__TASK DETAILS__. Work through the data below line by line and say how many lines hold "Aluminum"; give only the number.

[begin SUPPLIED MATERIAL]

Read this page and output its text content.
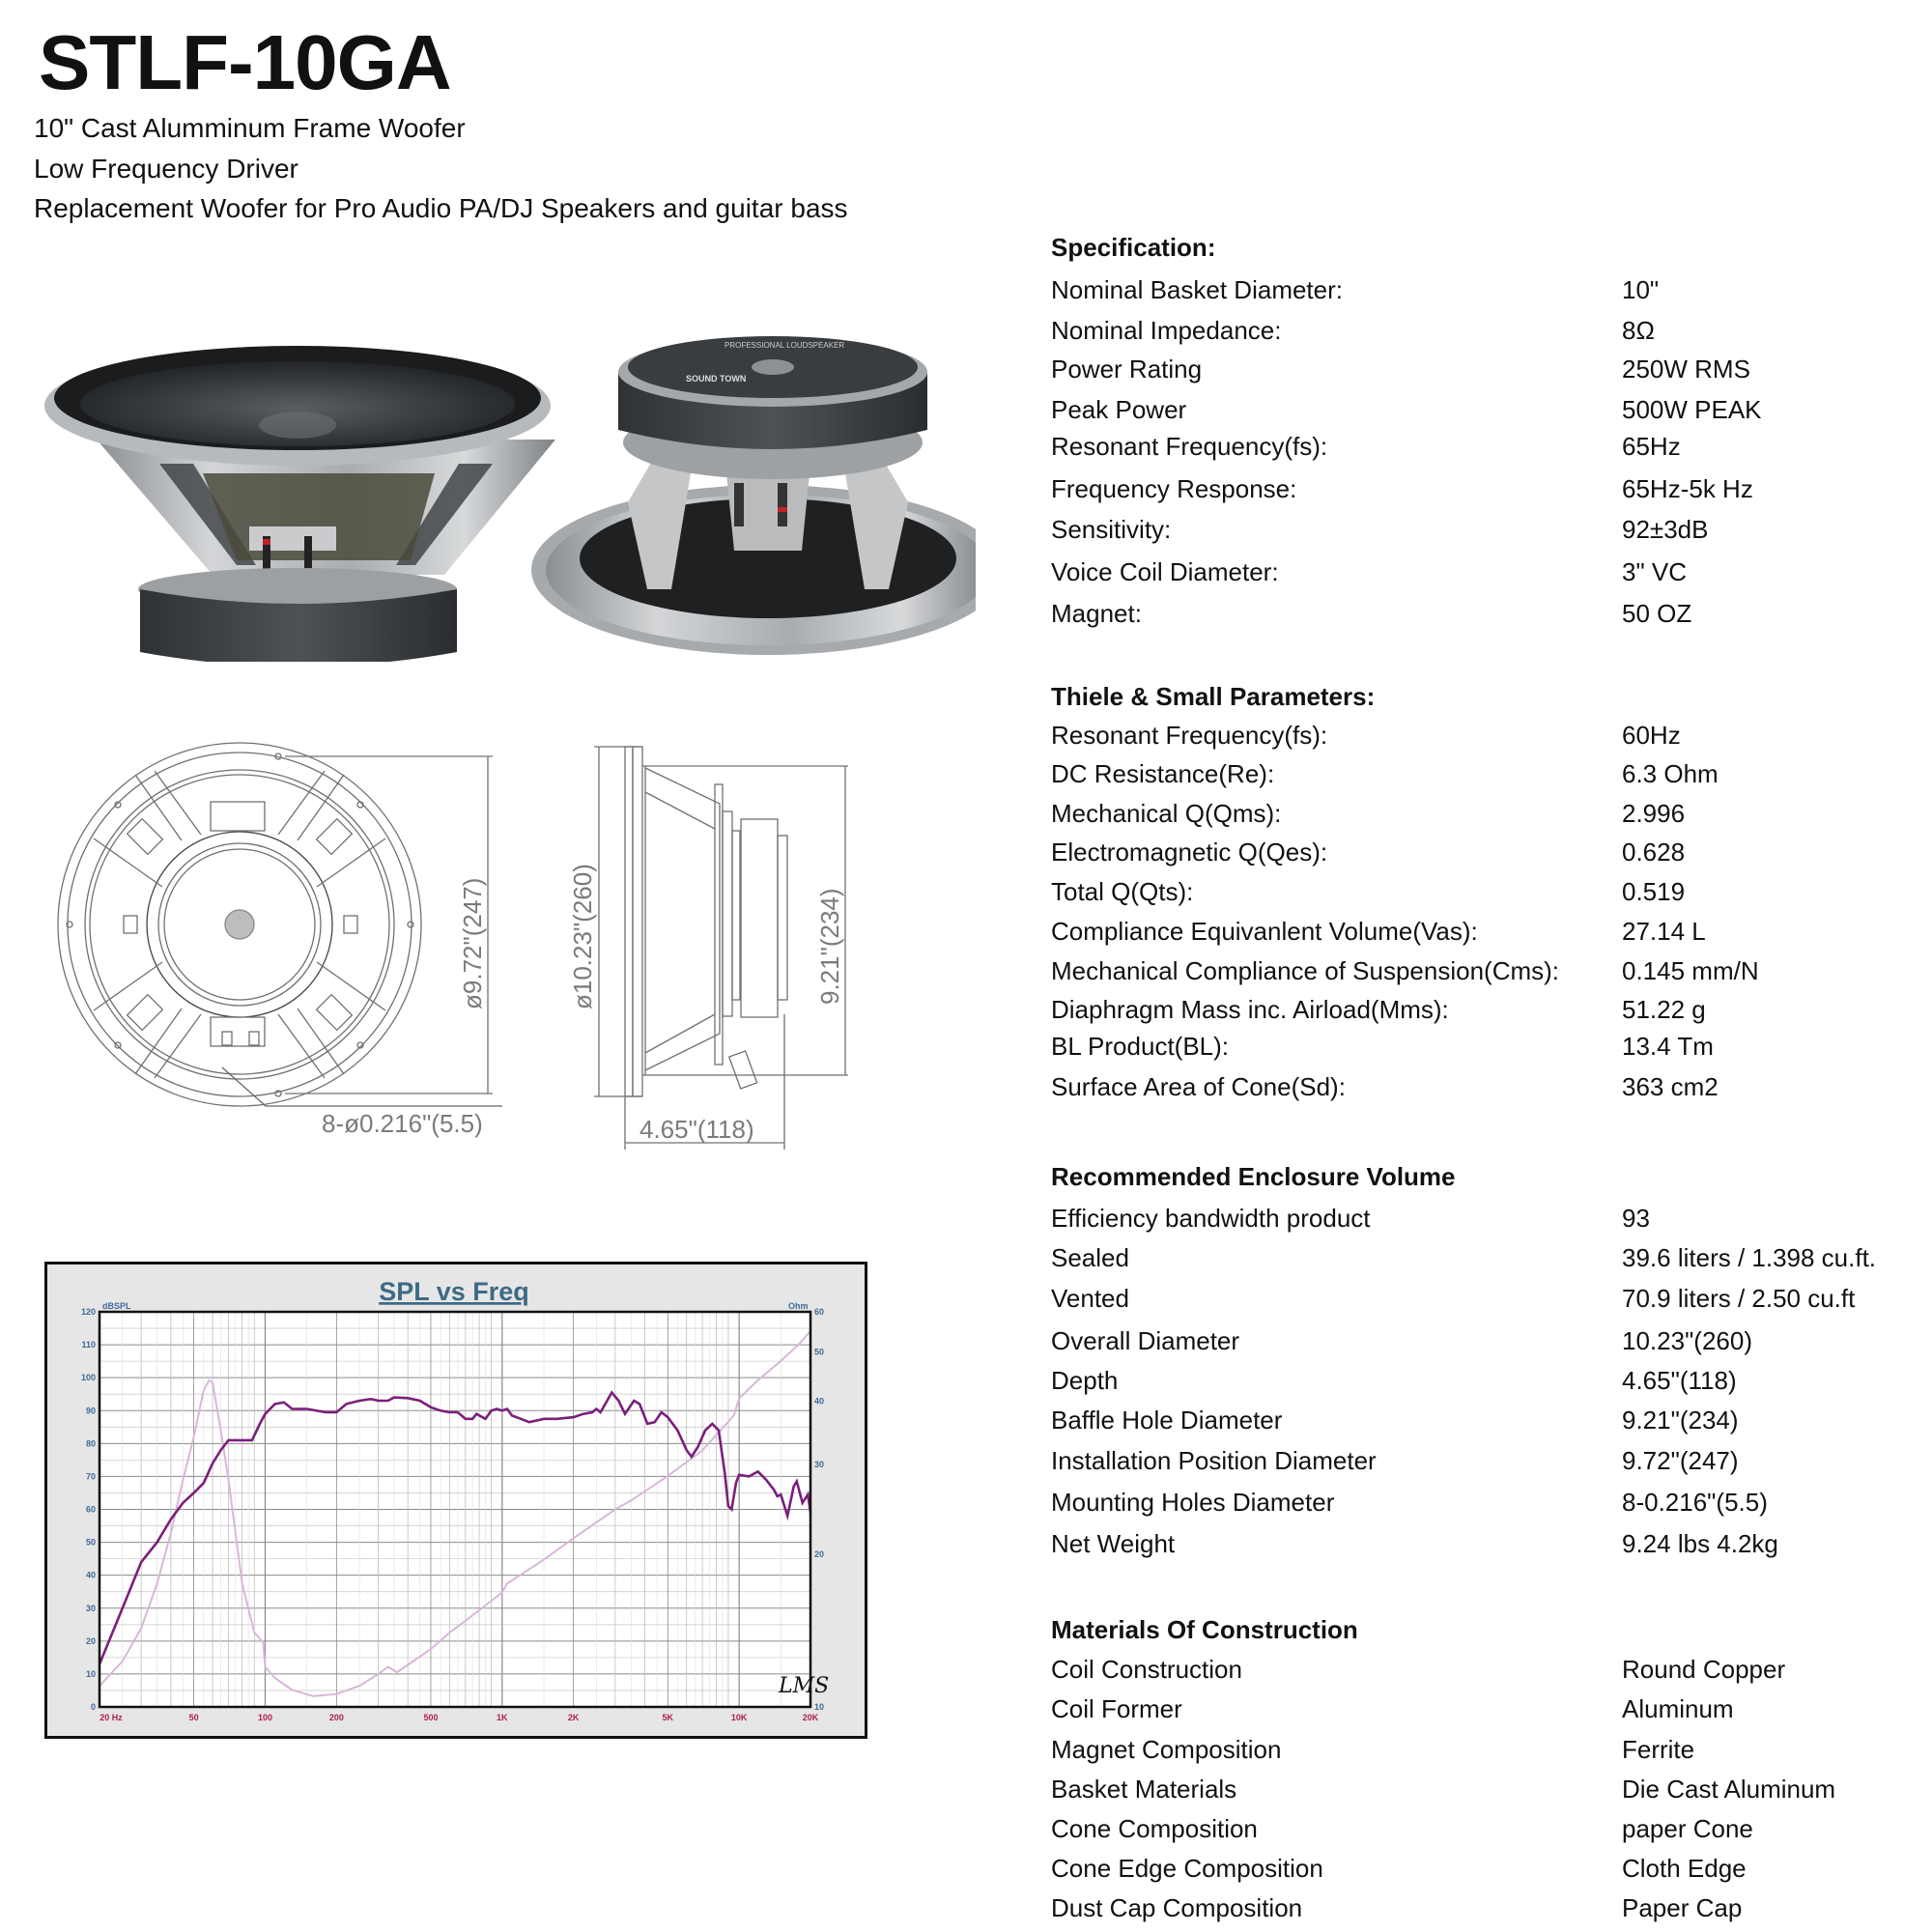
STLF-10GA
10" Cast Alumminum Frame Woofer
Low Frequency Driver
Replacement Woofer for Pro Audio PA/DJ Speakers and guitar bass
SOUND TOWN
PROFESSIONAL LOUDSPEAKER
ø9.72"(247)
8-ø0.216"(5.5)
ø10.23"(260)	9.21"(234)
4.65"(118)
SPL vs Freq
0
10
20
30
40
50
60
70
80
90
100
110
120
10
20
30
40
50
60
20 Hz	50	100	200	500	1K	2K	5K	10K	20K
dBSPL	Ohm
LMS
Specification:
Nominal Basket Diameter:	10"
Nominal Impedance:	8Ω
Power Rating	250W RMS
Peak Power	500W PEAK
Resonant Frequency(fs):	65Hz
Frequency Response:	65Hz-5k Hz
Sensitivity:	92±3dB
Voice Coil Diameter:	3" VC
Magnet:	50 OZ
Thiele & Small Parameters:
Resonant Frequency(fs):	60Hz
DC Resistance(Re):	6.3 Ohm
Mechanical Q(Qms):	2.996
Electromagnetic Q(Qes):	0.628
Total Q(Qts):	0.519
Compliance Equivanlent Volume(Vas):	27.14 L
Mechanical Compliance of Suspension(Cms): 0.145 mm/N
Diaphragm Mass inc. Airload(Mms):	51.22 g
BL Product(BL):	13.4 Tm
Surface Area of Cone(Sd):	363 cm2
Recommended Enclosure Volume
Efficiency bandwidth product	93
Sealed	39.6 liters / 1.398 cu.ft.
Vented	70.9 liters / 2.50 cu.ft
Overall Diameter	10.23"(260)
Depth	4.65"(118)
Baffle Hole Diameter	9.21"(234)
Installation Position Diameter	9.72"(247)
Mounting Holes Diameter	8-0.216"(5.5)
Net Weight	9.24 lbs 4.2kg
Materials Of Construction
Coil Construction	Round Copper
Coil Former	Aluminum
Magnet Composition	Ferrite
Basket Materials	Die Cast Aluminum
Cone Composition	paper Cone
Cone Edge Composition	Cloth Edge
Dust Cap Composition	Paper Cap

[end SUPPLIED MATERIAL]
[begin SUPPLIED MATERIAL]

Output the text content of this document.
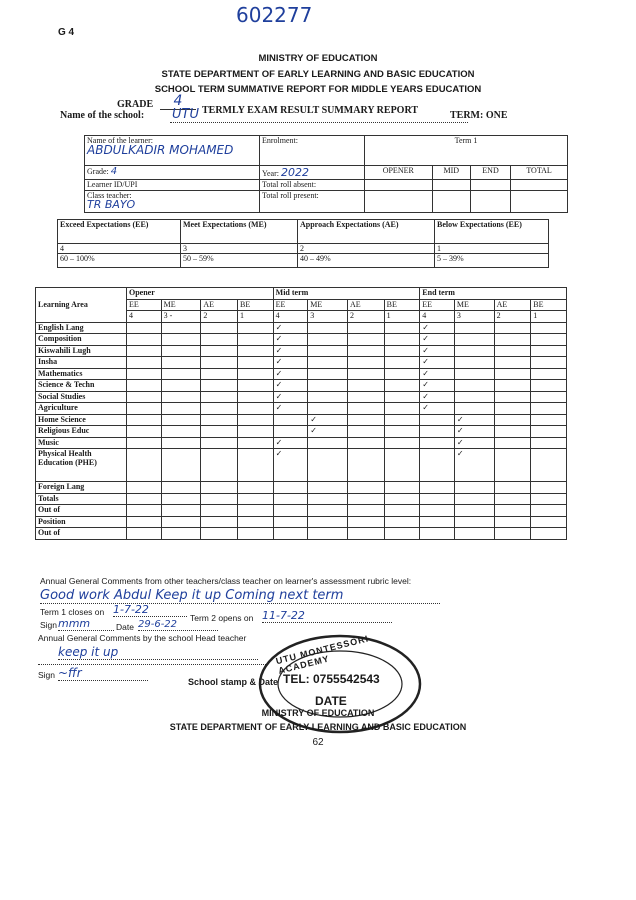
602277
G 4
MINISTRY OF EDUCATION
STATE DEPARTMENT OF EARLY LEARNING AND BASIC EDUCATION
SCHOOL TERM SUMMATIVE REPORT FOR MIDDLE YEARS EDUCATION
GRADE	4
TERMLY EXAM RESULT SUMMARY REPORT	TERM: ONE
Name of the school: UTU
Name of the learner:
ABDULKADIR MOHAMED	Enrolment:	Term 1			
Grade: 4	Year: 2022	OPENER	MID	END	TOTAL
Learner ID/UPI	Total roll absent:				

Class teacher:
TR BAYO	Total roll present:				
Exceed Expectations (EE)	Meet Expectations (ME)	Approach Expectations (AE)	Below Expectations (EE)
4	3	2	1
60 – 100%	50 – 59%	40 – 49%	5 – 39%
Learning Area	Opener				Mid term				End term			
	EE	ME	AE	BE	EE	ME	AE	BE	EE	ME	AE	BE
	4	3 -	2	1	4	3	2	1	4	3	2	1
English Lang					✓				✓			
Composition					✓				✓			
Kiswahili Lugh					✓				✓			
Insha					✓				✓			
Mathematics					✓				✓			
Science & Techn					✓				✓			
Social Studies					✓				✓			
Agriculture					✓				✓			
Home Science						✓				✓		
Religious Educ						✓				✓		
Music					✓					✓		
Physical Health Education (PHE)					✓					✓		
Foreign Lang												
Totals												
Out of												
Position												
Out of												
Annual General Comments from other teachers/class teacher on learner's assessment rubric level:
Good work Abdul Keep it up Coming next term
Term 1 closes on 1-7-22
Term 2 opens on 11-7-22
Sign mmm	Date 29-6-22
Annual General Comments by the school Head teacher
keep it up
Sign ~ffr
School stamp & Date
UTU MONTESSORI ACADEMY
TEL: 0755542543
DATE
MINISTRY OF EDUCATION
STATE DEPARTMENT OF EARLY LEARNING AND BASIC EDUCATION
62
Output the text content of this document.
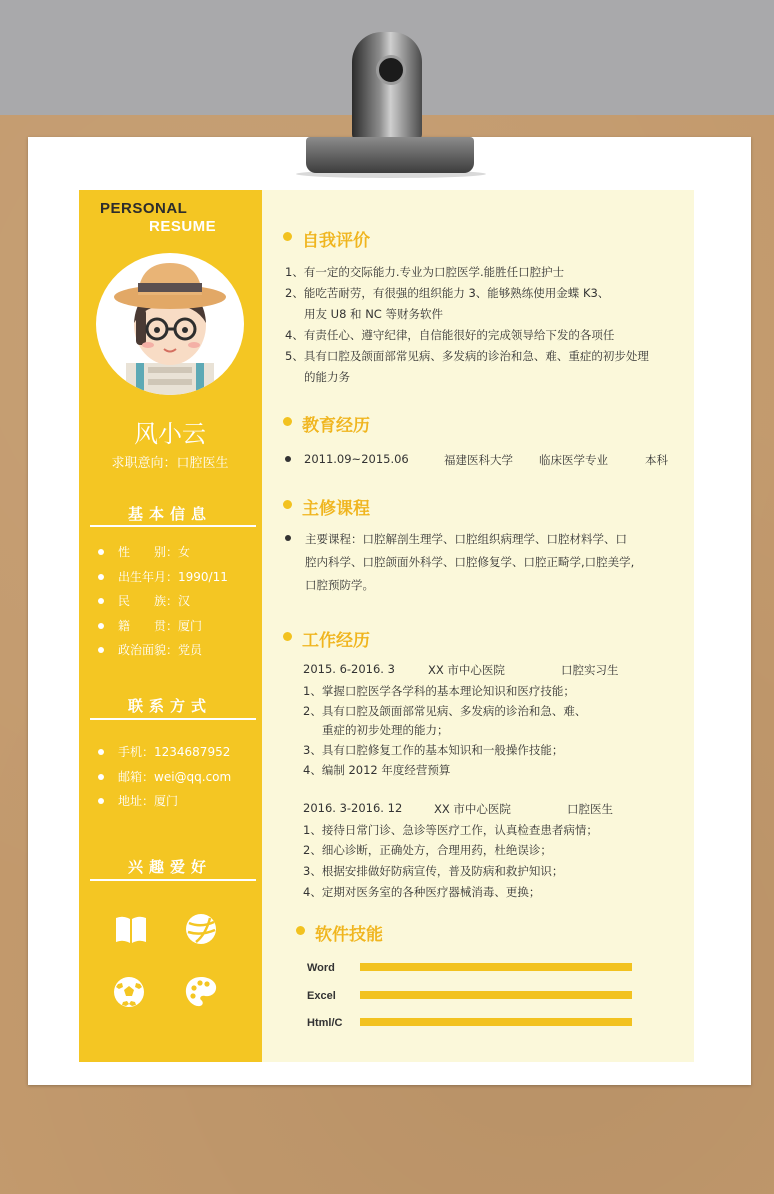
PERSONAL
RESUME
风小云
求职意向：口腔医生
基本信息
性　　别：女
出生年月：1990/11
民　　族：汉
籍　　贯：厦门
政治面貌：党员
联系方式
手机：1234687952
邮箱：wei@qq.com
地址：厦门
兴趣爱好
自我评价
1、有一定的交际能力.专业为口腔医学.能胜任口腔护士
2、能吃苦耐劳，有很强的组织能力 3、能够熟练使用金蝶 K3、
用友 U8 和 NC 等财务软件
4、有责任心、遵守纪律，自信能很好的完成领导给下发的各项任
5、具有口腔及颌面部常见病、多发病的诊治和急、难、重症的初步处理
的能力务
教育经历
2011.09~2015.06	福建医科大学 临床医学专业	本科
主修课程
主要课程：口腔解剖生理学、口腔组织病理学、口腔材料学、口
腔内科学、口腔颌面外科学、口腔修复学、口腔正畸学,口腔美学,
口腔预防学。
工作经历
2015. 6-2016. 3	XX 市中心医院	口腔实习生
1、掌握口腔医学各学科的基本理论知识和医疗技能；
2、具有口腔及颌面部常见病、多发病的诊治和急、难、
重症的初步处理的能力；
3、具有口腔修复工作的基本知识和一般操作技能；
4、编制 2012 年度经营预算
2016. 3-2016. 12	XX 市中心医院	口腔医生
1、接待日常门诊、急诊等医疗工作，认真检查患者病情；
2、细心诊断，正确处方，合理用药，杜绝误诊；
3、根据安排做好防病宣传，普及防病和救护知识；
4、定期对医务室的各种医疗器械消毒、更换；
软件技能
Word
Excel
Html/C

[end SUPPLIED MATERIAL]

__EXERCISE RESULT__. 2